INSTRUCTIONS FOR THE TASK –
Find the word "海關税務人員" in the material below and gather every line that contains it.

EXTRACTED INFORMATION –
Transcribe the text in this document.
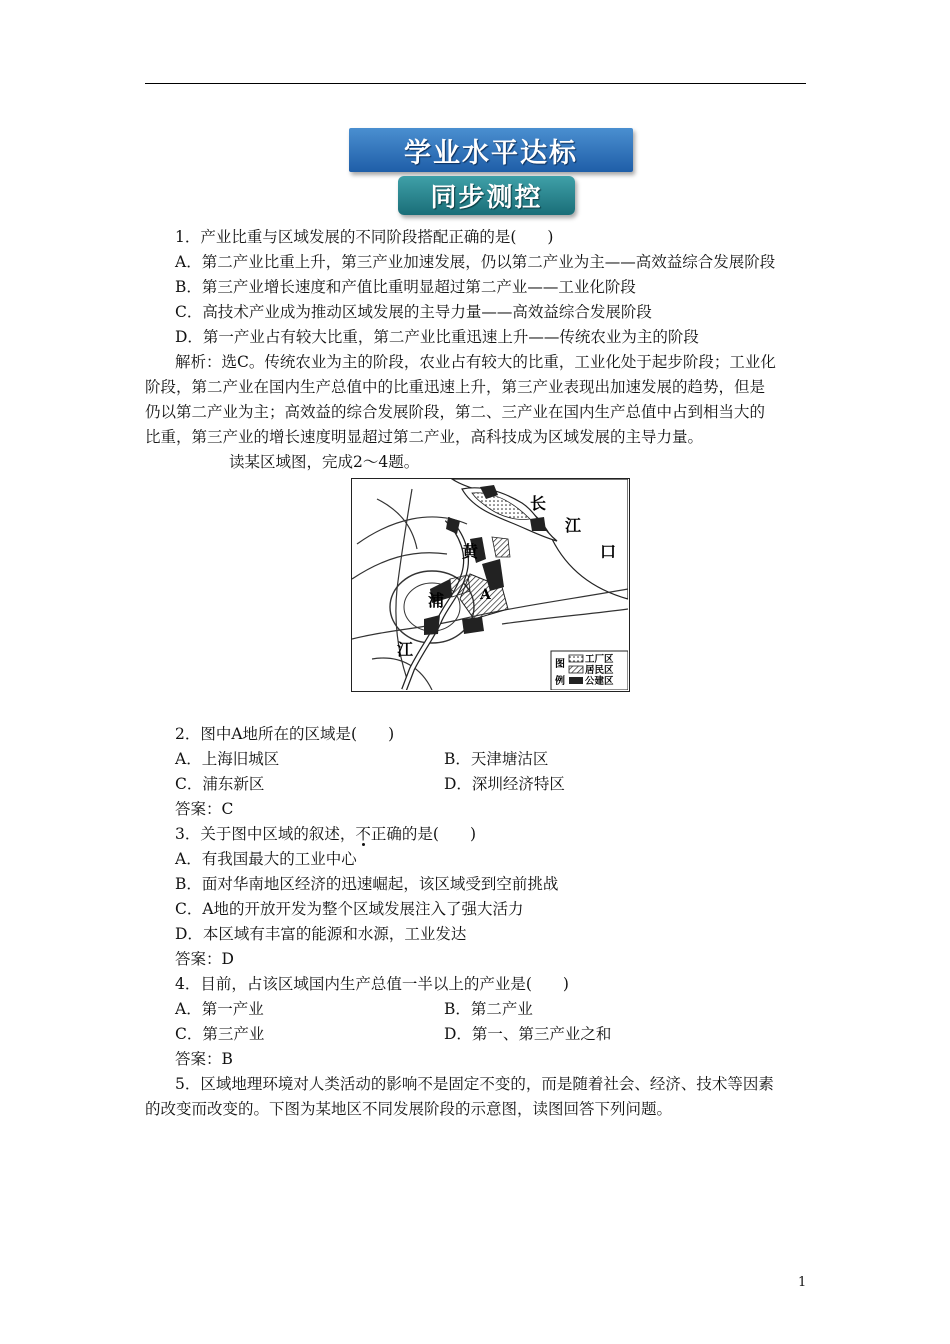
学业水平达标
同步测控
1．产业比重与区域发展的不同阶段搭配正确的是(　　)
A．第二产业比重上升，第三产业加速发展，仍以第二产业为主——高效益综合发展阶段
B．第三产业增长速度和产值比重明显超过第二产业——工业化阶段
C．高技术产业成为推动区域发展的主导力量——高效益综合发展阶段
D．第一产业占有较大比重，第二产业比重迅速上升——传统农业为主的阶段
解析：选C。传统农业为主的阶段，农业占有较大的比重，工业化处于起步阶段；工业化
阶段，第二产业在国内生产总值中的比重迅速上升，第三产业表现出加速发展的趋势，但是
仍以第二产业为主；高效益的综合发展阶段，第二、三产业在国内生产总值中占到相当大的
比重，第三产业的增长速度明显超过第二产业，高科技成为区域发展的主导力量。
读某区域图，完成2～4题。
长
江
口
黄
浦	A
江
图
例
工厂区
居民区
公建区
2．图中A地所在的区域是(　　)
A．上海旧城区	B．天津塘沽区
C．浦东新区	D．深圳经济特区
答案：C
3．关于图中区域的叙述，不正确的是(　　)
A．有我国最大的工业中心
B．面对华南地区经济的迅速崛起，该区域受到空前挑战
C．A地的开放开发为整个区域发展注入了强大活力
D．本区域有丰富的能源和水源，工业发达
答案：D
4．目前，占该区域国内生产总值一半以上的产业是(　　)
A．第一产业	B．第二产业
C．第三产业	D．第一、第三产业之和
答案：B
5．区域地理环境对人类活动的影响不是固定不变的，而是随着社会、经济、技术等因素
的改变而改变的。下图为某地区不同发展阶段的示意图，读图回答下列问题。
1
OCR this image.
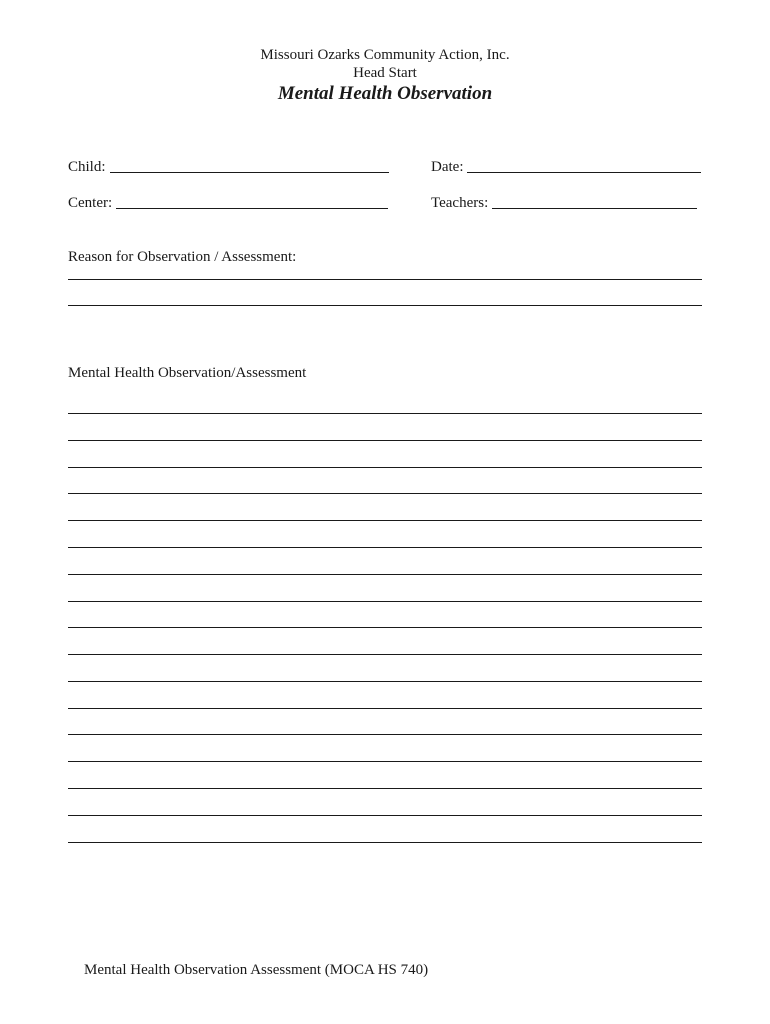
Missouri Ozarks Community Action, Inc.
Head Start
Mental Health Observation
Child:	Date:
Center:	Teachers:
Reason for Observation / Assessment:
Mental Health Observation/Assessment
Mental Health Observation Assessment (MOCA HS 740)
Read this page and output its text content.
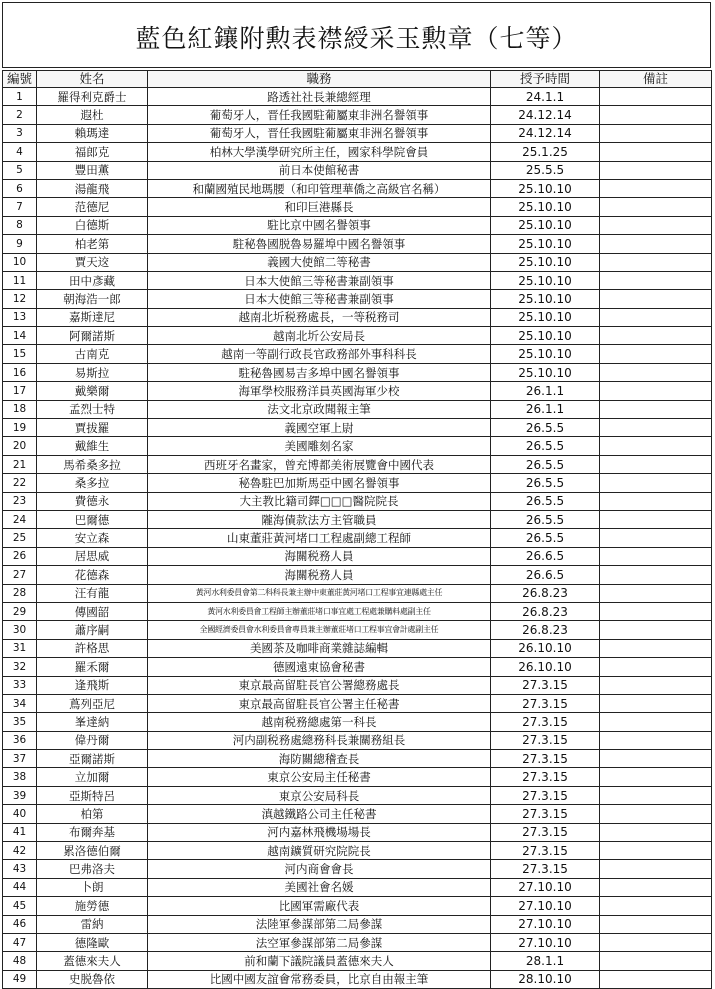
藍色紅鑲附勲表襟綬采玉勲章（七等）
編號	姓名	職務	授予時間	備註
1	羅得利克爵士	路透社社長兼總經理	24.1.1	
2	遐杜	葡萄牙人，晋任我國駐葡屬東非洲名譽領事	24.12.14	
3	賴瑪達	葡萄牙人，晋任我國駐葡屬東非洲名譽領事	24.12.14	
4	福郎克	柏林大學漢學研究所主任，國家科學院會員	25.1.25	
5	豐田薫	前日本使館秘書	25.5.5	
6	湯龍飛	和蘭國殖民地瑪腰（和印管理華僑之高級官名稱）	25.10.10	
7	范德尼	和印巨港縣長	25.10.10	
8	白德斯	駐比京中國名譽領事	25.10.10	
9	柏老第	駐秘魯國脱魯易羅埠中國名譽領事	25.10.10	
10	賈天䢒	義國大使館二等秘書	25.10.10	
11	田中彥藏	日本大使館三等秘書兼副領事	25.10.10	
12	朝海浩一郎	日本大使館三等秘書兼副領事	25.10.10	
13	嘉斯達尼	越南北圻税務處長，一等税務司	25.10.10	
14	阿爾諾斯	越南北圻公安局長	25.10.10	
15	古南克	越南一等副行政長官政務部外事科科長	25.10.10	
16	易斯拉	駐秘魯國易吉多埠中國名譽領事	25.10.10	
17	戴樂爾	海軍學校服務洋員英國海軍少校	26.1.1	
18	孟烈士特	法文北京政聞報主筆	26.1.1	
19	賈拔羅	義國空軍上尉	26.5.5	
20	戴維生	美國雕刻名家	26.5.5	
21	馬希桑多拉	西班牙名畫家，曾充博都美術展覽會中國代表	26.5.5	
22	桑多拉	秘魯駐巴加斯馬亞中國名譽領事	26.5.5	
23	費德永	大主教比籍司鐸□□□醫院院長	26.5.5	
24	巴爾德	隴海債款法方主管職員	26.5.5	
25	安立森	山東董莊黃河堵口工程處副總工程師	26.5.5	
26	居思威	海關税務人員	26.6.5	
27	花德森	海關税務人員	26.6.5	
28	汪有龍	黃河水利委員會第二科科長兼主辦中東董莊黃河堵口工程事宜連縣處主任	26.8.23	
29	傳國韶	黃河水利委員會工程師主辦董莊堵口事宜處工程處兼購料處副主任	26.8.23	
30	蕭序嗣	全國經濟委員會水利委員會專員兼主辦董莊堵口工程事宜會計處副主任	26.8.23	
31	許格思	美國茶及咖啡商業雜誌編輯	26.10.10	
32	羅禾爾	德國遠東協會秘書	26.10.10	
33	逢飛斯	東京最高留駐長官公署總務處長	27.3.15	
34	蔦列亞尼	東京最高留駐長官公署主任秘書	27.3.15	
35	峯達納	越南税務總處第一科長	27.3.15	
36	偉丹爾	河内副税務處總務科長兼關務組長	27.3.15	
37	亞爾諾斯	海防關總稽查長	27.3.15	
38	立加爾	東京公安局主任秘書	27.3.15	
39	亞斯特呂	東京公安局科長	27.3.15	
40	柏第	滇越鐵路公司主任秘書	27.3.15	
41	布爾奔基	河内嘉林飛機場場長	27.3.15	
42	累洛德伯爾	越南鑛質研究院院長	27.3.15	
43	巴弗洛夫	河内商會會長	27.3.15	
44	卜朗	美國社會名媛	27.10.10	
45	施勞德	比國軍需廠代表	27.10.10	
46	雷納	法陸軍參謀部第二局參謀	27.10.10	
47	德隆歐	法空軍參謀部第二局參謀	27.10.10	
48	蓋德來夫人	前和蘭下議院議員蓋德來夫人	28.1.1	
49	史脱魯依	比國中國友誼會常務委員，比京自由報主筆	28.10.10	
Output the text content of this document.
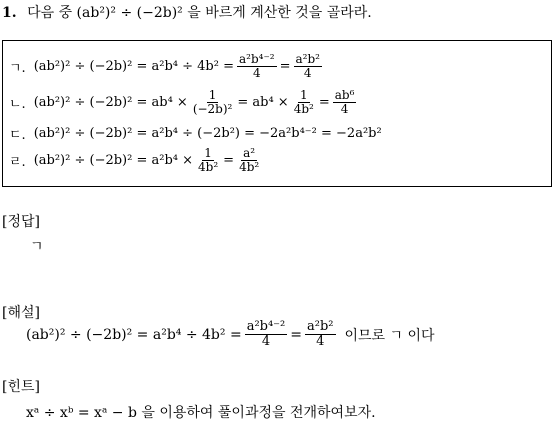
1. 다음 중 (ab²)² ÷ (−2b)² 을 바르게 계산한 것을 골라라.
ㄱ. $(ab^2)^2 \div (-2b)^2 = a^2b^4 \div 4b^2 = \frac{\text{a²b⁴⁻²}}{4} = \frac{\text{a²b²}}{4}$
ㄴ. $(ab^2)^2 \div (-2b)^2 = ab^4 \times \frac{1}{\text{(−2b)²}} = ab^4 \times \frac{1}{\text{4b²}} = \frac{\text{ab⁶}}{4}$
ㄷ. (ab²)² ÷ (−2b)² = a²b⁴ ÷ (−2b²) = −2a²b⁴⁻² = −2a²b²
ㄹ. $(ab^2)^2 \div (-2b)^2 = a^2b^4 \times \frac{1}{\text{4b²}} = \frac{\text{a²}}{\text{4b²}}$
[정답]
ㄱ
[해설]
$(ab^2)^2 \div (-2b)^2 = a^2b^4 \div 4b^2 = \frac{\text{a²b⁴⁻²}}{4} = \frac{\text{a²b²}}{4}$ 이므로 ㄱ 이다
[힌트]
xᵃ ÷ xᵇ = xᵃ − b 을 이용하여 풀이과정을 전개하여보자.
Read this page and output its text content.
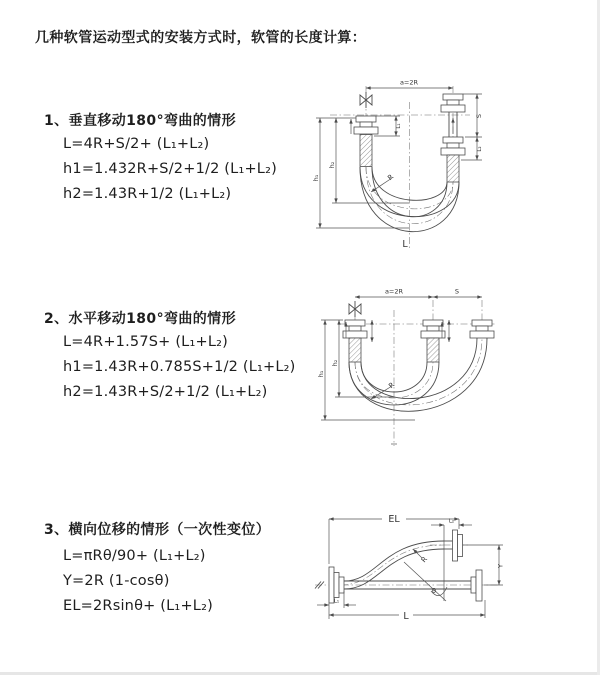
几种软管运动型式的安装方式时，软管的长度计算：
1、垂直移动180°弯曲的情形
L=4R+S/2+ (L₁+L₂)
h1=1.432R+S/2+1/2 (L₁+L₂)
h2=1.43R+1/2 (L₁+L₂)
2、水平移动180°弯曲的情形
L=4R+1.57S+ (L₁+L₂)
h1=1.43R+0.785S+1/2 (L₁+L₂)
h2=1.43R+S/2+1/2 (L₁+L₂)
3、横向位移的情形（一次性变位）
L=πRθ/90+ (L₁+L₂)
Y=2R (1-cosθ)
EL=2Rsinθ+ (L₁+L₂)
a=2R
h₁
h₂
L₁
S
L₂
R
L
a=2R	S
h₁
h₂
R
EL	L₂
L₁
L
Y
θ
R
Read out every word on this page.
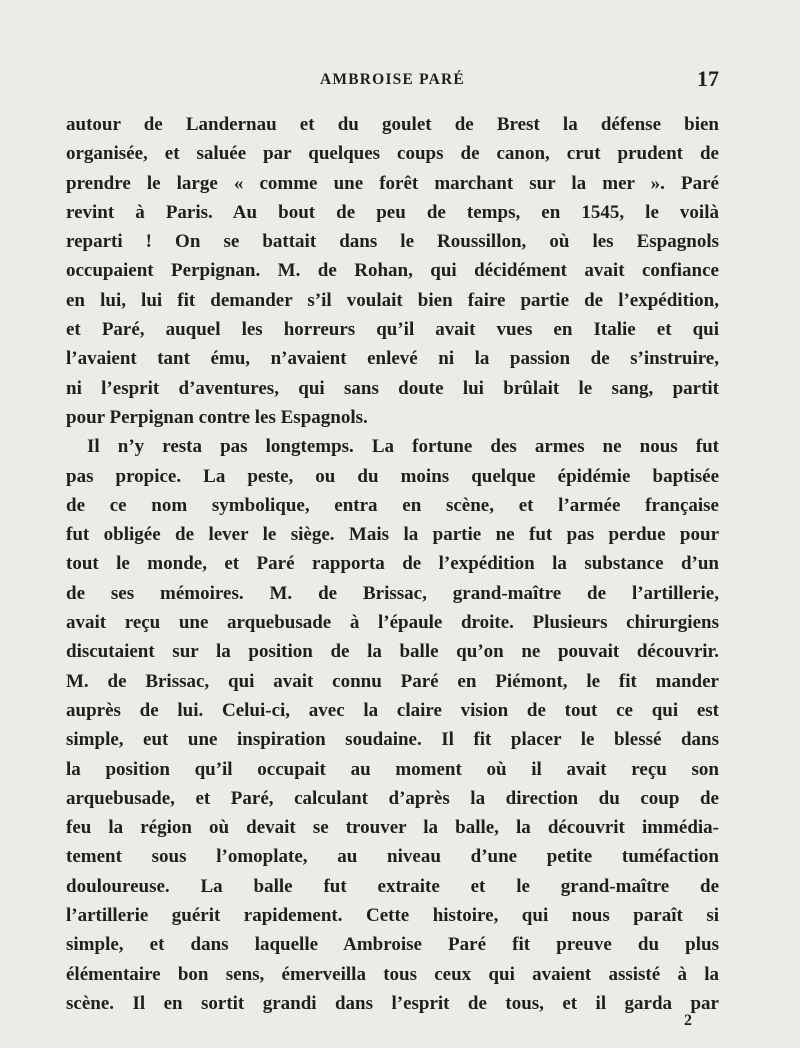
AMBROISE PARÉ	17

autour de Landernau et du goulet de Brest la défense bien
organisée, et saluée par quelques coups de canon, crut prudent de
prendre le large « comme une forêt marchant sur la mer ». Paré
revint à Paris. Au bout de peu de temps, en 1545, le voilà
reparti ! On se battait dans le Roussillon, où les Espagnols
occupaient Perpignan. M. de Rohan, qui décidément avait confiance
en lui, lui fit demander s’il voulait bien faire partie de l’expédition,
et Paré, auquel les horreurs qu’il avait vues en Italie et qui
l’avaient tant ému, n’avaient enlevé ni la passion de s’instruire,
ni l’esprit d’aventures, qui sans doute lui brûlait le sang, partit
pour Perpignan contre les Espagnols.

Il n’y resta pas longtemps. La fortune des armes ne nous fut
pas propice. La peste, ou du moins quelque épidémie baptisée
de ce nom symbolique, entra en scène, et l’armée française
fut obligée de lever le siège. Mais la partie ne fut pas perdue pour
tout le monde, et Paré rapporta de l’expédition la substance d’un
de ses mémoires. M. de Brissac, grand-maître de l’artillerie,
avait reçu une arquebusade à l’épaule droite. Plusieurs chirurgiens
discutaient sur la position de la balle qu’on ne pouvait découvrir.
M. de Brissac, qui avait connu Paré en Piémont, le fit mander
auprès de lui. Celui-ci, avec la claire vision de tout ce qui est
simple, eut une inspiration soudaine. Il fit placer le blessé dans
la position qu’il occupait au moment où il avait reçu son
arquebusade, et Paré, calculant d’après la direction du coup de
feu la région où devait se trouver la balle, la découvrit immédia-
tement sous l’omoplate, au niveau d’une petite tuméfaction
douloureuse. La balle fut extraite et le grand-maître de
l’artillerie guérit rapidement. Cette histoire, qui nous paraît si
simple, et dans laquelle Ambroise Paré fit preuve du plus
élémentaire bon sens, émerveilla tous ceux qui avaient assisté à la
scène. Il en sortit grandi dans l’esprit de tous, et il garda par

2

EXERCISE OUTPUT –
26	居思威	海關税務人員	26.6.5	
27	花德森	海關税務人員	26.6.5	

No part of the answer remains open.